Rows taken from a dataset
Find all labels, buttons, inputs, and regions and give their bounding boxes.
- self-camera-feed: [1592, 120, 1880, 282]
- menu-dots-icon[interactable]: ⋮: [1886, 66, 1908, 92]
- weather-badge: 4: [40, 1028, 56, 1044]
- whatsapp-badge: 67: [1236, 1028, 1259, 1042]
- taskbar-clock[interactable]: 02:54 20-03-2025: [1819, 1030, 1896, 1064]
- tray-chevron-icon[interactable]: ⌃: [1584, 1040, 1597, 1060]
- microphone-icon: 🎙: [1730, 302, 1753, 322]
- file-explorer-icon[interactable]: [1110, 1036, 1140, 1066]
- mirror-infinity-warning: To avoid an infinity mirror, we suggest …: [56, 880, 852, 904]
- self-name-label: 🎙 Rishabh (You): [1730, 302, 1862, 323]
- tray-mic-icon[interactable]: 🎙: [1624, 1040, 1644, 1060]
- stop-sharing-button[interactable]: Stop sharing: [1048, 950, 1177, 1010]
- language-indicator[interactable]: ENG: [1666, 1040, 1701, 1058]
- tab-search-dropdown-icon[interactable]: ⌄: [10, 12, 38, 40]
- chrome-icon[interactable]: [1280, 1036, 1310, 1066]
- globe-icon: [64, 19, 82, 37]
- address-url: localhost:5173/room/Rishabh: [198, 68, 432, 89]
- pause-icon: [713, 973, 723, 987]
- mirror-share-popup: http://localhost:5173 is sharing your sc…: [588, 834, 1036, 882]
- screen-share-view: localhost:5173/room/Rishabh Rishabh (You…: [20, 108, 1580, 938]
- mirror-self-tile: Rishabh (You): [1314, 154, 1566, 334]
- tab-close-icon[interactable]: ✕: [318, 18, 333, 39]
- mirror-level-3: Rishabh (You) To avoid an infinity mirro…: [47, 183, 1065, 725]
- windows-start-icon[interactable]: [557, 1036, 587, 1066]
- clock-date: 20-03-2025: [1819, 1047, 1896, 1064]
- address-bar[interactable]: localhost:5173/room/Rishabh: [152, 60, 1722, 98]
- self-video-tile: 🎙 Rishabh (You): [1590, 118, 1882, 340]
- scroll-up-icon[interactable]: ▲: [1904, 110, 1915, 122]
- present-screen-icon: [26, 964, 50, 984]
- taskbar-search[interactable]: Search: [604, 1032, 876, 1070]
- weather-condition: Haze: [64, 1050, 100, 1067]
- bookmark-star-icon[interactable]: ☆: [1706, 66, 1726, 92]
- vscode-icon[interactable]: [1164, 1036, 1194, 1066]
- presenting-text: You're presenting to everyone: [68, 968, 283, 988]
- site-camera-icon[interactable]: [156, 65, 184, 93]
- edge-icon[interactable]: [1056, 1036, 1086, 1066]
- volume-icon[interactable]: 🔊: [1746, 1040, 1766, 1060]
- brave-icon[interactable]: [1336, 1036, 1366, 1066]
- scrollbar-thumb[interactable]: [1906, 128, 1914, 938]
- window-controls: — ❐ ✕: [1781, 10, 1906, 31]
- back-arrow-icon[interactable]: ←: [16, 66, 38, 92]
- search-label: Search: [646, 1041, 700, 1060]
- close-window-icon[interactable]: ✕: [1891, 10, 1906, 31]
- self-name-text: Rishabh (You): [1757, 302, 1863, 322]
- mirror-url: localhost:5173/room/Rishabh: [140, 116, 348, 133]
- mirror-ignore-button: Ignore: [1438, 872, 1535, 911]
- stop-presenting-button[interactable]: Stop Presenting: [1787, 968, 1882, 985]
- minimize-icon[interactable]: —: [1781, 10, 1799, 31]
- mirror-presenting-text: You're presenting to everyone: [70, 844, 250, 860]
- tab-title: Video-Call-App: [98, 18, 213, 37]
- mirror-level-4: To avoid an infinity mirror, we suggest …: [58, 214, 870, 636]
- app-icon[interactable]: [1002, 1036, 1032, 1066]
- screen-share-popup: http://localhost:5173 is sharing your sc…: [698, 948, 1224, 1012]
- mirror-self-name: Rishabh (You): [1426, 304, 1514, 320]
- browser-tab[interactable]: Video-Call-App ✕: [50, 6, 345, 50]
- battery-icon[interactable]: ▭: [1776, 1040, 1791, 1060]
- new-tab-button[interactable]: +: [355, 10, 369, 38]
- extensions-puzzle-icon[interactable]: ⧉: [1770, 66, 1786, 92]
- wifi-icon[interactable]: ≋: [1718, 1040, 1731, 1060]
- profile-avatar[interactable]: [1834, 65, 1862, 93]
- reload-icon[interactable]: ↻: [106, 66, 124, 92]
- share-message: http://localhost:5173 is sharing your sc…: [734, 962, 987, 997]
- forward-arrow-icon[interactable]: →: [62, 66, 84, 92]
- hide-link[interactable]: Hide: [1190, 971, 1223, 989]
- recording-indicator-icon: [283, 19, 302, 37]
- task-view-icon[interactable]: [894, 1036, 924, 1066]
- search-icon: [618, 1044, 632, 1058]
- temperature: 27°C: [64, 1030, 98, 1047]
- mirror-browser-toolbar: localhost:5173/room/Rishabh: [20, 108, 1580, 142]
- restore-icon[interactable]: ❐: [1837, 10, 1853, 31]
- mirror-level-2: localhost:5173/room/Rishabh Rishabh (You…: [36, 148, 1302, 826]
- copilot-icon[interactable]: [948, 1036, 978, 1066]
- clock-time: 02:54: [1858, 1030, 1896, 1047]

● **Set exercise**
Turn everything from the start of the listing down to the line containing "- tray-chevron-icon[interactable]: ⌃: [1584, 1040, 1597, 1060]" into a numbered list, with any blank lines left out.

● **Task result**
1. Find all labels, buttons, inputs, and regions and give their bounding boxes.
2. - self-camera-feed: [1592, 120, 1880, 282]
3. - menu-dots-icon[interactable]: ⋮: [1886, 66, 1908, 92]
4. - weather-badge: 4: [40, 1028, 56, 1044]
5. - whatsapp-badge: 67: [1236, 1028, 1259, 1042]
6. - taskbar-clock[interactable]: 02:54 20-03-2025: [1819, 1030, 1896, 1064]
7. - tray-chevron-icon[interactable]: ⌃: [1584, 1040, 1597, 1060]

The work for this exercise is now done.